ZITIERTER AUSZUG:
====

"So schlecht war ich gar nicht"

Albert Streit war der meistgehasste Profi der Bundesliga – Ein Gespräch über Image und die Hintergründe

23.12.2014 | Stand 02.12.2020, 21:49 Uhr

Auf dem Weg zu einem zufriedenen Menschen: Ex-Fußballprofi Albert Streit freut sich heute über die schönen Dinge des Alltags, wie beispielsweise über seine Familie. - Foto: Ross

Köln (DK) Albert Streit spielte unter anderem für den VfL Wolfsburg, 1. FC Köln, Eintracht Frankfurt und Schalke 04. Der inzwischen 34-Jährige absolvierte insgesamt 118 Bundesligaspiele.

„Bei Eintracht hatte ich meine schönsten Jahre“, sagt der ehemalige Profi, der bei seinen Stationen immer wieder aneckte.

 

Albert Streit, sind Sie ein zufriedener Mensch?

Albert Streit: Ich denke schon.

 

Haben Sie dennoch eine Erklärung, warum sind Sie bei vielen Klubs im Unfrieden geschieden?

Streit: Ich bin ein ehrgeiziger Mensch. Wenn ich von etwas überzeugt bin, versuche ich meinen Kopf durchzusetzen und neige zur Sturheit.

 

Was im Fußballgeschäft nicht immer ratsam ist.

Streit: Im Nachhinein wäre es sicher schlauer gewesen, meine Gedanken nicht immer auf der Zunge zu tragen.

 

An welcher Stelle wurde Ihnen das erstmals bewusst?

====

DATENTEIL:
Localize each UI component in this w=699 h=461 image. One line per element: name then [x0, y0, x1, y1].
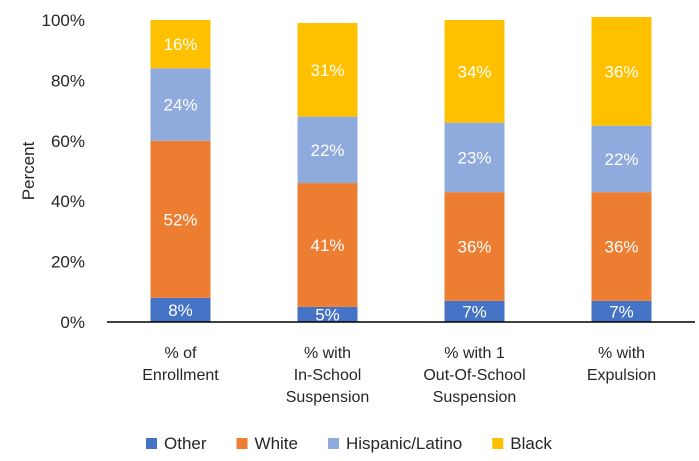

====

ANFORDERUNG 1: Gib aus dem Interview mit Albert Streit den Abschnitt wortgetreu wieder, beginnend bei „Albert Streit, sind“ und endend bei „immer ratsam ist.“.
ANFORDERUNG 2: Fasse im Interview mit Albert Streit den Absatz, der mit „Köln (DK) Albert Streit spielte“ beginnt, als kurze Liste zusammen und behalte dabei die wichtigsten Fakten bei.
ANFORDERUNG 3: Setze das Interview mit Albert Streit nach der zuletzt gestellten Frage fort.

ERGEBNIS 1:
Albert Streit, sind Sie ein zufriedener Mensch?

Albert Streit: Ich denke schon.

 

Haben Sie dennoch eine Erklärung, warum sind Sie bei vielen Klubs im Unfrieden geschieden?

Streit: Ich bin ein ehrgeiziger Mensch. Wenn ich von etwas überzeugt bin, versuche ich meinen Kopf durchzusetzen und neige zur Sturheit.

 

Was im Fußballgeschäft nicht immer ratsam ist.

ERGEBNIS 2:
- Frühere Vereine, unter anderem: VfL Wolfsburg, 1. FC Köln, Eintracht Frankfurt, Schalke 04
- Alter: inzwischen 34 Jahre
- Bundesligaspiele insgesamt: 118

ERGEBNIS 3:
Streit: Am 33. Spieltag der Saison 2005/06 verloren wir mit dem 1. FC Köln mit 0:6 in Bremen. Auf der Rückfahrt rief Manager Michael Meier im Bus an und forderte uns Spieler auf, wir sollten den Auswärtsfans wegen der miesen Leistung die Fahrt bezahlen. Gerade für die jungen Profis wäre das mit enormen finanziellen Aufwendungen verbunden gewesen.

 

Sie entschieden sich dagegen.

Streit: Alle 18 Spieler im Bus sprachen sich spontan dagegen aus. Wir beschlossen, eine andere Aktion für einen guten Zweck zu veranstalten. Bis zum nächsten Morgen waren wir uns alle einig, aber als wir nach dem Auslaufen im Büro des Managers antreten mussten, war ich plötzlich der Einzige, der sich weigerte, dem Wunsch des Managers nachzukommen. Im Beisein des Managers erinnert sich keiner mehr an unsere Verabredung.

 

Nach der sehr erfolgreichen Zeit in Frankfurt kündigten Sie im Sommer 2007 ihren Wechsel zum FC Schalke 04 an.

Streit: Ich wollte den nächsten Schritt gehen und nicht mit verdeckten Karten spielen. Also gab ich meinen Abschied bekannt, was mir einige krumm nahmen. Dann konnten sich die Klubs nicht auf die Ablösesumme einigen, was meinen Wechsel noch bis zum Winter verzögerte. Als ich endlich auf Schalke ankam, hatte ich mit Meniskusproblemen zu kämpfen, was den Start erschwerte.

 

Zudem war die ganze Situation sehr verworren.

Streit: Sie meinen die ständigen Trainerwechsel.

 

Mirko Slomka verließ den Verein, dann kam interimsmäßig Mike Büskens, gefolgt von Fred Rutten.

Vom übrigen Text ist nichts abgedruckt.